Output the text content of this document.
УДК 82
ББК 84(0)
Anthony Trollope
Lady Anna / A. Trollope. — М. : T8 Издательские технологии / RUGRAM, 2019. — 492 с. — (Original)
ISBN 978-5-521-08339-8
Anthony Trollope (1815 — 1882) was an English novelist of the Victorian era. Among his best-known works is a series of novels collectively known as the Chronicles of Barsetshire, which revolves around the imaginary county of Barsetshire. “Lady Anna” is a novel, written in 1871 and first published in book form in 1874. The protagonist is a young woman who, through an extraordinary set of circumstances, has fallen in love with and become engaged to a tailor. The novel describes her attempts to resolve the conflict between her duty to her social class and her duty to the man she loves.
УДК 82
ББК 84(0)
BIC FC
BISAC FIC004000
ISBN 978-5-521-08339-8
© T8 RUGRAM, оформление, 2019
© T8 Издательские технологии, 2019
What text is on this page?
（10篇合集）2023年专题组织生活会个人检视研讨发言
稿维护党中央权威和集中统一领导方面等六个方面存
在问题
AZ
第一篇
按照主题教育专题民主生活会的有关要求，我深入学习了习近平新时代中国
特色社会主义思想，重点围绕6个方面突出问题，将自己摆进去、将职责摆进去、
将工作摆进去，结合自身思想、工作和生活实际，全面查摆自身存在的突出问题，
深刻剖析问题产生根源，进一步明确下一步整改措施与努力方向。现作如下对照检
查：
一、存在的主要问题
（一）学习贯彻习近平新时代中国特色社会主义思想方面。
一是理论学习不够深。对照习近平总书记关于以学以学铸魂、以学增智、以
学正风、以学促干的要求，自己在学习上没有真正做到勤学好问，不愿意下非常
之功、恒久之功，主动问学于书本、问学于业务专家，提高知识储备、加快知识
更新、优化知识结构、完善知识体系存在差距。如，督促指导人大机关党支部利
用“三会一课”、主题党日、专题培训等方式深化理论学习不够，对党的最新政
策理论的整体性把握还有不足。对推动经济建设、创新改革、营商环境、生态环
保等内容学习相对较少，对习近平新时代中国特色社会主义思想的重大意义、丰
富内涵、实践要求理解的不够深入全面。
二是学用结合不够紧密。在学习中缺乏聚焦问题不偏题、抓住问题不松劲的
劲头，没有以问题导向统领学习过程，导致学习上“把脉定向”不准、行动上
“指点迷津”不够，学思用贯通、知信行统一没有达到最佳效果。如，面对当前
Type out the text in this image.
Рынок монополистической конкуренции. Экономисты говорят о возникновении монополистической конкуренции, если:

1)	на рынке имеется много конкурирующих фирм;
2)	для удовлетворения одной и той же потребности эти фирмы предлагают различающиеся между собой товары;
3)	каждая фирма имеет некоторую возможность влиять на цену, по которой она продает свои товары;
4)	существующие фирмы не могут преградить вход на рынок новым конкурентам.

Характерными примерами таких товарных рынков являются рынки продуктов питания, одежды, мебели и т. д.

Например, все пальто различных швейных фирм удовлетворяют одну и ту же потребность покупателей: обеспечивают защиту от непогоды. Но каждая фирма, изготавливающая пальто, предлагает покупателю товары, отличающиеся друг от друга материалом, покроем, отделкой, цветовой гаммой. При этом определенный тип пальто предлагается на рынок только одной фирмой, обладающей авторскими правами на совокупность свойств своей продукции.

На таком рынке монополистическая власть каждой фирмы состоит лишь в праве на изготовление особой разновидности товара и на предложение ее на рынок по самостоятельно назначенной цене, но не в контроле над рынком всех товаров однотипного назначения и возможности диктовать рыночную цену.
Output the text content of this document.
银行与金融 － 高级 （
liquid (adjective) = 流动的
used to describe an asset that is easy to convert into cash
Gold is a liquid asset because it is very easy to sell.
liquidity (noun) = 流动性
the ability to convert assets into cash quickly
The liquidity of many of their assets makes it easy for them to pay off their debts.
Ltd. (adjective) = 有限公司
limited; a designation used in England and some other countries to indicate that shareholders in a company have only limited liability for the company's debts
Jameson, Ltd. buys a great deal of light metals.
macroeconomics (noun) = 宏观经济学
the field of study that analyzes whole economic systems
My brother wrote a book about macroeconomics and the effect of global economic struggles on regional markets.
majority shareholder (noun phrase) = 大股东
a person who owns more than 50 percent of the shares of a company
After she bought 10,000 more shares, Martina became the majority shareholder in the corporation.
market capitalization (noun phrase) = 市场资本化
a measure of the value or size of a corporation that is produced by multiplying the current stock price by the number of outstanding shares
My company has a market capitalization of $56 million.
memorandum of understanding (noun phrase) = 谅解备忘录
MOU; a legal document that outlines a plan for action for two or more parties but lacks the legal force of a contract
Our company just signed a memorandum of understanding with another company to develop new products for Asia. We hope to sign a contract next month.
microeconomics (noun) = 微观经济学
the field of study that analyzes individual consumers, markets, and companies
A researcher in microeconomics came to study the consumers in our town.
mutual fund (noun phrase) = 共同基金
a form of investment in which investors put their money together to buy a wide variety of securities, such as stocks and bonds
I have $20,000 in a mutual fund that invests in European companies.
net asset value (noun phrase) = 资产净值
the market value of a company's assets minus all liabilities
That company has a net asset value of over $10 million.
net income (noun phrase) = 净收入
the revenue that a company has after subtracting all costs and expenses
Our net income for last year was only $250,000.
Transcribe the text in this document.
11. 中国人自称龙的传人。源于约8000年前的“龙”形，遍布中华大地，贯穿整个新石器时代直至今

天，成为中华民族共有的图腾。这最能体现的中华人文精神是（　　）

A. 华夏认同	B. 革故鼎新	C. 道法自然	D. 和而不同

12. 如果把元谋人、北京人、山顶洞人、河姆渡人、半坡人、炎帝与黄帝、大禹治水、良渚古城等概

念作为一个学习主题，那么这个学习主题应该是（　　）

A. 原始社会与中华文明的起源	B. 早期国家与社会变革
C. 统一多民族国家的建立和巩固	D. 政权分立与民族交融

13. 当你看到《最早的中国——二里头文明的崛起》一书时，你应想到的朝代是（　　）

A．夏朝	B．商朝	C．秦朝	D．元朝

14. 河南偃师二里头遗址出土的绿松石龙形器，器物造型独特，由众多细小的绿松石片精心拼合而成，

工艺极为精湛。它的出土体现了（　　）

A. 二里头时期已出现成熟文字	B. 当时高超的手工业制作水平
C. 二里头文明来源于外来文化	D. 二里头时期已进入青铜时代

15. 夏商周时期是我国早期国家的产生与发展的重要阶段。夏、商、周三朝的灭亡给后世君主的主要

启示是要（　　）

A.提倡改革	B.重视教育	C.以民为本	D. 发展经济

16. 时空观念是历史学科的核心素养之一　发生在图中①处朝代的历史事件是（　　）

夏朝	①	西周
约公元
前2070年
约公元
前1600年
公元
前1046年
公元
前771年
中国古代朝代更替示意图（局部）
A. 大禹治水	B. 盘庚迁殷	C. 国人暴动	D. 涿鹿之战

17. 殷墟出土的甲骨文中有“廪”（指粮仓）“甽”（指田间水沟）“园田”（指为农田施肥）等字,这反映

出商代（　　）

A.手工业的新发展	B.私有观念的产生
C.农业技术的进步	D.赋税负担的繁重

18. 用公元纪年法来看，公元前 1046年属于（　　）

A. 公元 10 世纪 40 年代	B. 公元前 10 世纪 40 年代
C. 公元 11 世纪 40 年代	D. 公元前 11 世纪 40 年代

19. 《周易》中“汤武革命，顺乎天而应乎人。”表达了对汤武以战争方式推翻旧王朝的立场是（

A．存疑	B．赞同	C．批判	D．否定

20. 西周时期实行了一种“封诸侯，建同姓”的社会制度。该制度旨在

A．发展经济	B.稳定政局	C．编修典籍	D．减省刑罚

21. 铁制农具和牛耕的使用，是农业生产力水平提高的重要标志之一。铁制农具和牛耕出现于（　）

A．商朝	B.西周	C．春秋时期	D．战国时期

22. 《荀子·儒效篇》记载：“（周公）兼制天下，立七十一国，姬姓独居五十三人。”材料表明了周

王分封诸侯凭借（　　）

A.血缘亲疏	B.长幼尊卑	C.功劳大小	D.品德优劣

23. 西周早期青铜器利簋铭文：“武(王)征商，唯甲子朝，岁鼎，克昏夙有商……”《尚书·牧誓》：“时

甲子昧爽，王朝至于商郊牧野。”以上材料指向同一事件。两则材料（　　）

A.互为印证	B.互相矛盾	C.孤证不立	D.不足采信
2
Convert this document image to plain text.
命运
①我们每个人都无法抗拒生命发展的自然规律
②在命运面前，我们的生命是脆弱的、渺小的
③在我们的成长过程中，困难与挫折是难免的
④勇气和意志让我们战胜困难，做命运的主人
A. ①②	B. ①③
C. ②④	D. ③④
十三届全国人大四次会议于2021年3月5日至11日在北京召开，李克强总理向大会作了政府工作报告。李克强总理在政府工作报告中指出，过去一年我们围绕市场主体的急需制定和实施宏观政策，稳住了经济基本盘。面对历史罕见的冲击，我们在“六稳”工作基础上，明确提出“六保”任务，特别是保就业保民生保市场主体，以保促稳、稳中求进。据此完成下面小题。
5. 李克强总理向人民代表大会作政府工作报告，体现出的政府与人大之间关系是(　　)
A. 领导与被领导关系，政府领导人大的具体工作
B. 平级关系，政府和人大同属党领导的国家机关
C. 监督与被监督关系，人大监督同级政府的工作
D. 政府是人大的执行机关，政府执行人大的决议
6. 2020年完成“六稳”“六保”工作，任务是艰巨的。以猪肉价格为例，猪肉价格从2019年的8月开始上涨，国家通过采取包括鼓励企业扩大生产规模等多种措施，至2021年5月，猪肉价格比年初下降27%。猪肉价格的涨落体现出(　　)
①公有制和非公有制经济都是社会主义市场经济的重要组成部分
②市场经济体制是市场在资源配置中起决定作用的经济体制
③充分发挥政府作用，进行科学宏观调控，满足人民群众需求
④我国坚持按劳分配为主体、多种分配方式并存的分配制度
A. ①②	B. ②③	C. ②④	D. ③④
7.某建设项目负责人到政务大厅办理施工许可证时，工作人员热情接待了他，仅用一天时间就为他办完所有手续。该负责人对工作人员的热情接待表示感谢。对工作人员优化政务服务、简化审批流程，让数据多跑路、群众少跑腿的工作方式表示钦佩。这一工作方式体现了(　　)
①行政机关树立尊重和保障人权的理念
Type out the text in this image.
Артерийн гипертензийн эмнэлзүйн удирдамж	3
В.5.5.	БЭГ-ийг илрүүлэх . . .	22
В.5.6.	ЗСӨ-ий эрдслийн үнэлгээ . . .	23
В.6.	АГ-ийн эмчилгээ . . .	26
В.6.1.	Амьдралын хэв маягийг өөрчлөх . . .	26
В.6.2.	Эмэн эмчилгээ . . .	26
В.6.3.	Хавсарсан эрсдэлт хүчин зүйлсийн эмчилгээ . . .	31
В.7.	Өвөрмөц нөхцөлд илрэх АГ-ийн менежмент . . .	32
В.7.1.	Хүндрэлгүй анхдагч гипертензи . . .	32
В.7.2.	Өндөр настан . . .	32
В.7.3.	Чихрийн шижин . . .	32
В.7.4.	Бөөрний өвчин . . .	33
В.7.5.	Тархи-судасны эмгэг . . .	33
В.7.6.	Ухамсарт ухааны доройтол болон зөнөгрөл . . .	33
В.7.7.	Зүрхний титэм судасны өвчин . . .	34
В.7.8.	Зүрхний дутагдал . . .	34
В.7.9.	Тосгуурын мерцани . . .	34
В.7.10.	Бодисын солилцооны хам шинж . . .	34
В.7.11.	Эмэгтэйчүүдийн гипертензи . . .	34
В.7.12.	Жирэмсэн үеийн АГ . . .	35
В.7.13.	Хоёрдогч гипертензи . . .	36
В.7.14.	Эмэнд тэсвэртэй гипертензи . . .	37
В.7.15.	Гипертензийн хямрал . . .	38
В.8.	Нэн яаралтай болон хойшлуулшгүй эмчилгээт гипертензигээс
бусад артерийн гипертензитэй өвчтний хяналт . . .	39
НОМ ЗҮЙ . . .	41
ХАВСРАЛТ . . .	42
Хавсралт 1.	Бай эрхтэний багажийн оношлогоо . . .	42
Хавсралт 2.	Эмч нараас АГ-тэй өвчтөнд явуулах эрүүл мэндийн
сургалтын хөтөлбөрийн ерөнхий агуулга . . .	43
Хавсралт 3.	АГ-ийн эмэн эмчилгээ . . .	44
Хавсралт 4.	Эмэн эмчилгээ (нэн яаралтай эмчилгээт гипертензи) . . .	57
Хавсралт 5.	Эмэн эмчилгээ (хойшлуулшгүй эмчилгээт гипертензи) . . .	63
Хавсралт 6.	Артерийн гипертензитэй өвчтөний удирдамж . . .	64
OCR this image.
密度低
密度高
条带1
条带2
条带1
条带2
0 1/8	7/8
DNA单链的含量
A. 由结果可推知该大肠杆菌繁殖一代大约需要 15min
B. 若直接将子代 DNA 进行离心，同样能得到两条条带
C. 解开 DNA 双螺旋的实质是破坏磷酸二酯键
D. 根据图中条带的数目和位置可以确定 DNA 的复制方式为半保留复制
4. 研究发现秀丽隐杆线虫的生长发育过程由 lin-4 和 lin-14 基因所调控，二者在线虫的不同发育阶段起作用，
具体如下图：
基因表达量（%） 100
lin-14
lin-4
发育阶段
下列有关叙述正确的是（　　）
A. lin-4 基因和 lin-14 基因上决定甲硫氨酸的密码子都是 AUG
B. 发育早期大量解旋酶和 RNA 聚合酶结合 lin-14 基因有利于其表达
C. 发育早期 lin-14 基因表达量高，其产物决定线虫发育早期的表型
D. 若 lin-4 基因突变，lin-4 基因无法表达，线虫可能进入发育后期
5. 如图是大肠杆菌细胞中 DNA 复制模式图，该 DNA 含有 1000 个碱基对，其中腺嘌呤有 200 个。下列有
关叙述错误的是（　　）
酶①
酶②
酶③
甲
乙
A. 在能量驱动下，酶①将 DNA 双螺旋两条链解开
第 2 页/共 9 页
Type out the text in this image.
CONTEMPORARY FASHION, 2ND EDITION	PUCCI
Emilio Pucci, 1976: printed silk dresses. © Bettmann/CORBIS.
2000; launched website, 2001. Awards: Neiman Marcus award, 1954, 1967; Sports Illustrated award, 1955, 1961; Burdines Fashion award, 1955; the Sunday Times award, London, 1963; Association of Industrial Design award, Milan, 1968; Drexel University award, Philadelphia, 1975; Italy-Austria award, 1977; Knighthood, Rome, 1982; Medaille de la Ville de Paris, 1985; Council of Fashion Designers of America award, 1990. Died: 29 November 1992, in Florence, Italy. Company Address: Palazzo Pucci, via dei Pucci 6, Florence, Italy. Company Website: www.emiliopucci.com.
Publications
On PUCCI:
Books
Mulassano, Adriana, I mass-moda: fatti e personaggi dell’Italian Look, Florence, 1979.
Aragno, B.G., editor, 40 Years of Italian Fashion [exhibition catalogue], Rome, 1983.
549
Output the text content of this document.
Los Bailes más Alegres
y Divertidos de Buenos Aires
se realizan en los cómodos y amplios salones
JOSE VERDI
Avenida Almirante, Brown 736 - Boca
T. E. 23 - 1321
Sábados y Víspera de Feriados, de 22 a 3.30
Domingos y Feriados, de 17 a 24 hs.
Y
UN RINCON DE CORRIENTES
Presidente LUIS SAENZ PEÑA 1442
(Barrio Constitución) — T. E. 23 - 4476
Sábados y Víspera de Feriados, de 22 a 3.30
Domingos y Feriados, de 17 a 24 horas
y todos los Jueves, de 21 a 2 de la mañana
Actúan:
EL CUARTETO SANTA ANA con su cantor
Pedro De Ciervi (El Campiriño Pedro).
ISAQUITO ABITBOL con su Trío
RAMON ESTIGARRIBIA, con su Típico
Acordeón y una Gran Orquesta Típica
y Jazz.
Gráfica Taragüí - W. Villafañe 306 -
━━━━
| DESCRIPTION OF THE TASK |
Give only the number of lines in the material above that hold the word "өвчин".

| WRITTEN SOLUTION |
2